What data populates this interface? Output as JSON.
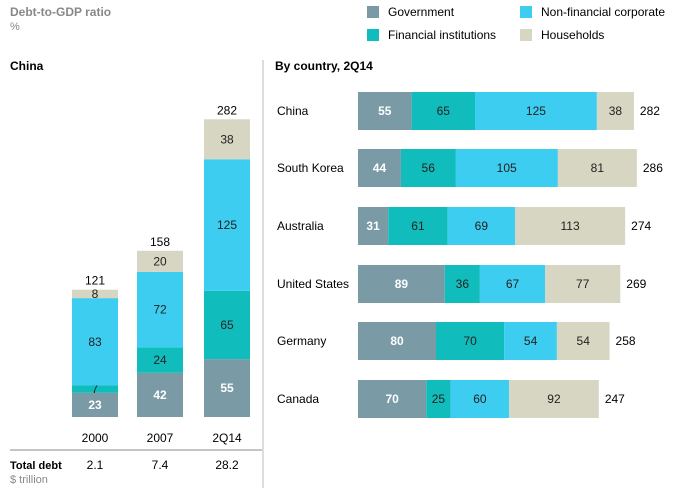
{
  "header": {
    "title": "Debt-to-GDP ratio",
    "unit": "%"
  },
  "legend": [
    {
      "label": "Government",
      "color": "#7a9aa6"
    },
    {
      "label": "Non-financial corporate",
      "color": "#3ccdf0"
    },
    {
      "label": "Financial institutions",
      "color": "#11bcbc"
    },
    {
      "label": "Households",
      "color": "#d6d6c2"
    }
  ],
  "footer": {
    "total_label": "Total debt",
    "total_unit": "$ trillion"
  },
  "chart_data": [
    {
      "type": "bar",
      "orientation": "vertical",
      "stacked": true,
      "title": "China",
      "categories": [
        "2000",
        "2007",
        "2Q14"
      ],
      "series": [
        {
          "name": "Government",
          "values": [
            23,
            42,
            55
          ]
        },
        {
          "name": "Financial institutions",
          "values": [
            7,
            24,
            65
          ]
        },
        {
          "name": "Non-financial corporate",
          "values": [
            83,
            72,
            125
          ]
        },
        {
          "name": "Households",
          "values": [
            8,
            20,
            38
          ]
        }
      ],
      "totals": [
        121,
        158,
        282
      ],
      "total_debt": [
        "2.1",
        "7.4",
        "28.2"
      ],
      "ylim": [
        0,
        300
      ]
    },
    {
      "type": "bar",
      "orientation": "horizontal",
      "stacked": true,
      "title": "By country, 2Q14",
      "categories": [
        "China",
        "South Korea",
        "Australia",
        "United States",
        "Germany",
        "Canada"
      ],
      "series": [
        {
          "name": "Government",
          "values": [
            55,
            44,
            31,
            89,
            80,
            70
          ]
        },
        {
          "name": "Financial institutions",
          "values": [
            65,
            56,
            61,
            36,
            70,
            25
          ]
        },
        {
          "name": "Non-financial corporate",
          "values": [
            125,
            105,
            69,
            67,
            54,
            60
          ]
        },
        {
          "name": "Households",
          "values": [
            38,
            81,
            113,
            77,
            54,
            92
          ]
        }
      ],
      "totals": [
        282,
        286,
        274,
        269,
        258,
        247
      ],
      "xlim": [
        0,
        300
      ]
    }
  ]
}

--

EXERCISE DETAILS ->
Restate each of the entries above word for word and skip every image.

EXERCISE ANSWER ->
What data populates this interface? Output as JSON.
{
  "header": {
    "title": "Debt-to-GDP ratio",
    "unit": "%"
  },
  "legend": [
    {
      "label": "Government",
      "color": "#7a9aa6"
    },
    {
      "label": "Non-financial corporate",
      "color": "#3ccdf0"
    },
    {
      "label": "Financial institutions",
      "color": "#11bcbc"
    },
    {
      "label": "Households",
      "color": "#d6d6c2"
    }
  ],
  "footer": {
    "total_label": "Total debt",
    "total_unit": "$ trillion"
  },
  "chart_data": [
    {
      "type": "bar",
      "orientation": "vertical",
      "stacked": true,
      "title": "China",
      "categories": [
        "2000",
        "2007",
        "2Q14"
      ],
      "series": [
        {
          "name": "Government",
          "values": [
            23,
            42,
            55
          ]
        },
        {
          "name": "Financial institutions",
          "values": [
            7,
            24,
            65
          ]
        },
        {
          "name": "Non-financial corporate",
          "values": [
            83,
            72,
            125
          ]
        },
        {
          "name": "Households",
          "values": [
            8,
            20,
            38
          ]
        }
      ],
      "totals": [
        121,
        158,
        282
      ],
      "total_debt": [
        "2.1",
        "7.4",
        "28.2"
      ],
      "ylim": [
        0,
        300
      ]
    },
    {
      "type": "bar",
      "orientation": "horizontal",
      "stacked": true,
      "title": "By country, 2Q14",
      "categories": [
        "China",
        "South Korea",
        "Australia",
        "United States",
        "Germany",
        "Canada"
      ],
      "series": [
        {
          "name": "Government",
          "values": [
            55,
            44,
            31,
            89,
            80,
            70
          ]
        },
        {
          "name": "Financial institutions",
          "values": [
            65,
            56,
            61,
            36,
            70,
            25
          ]
        },
        {
          "name": "Non-financial corporate",
          "values": [
            125,
            105,
            69,
            67,
            54,
            60
          ]
        },
        {
          "name": "Households",
          "values": [
            38,
            81,
            113,
            77,
            54,
            92
          ]
        }
      ],
      "totals": [
        282,
        286,
        274,
        269,
        258,
        247
      ],
      "xlim": [
        0,
        300
      ]
    }
  ]
}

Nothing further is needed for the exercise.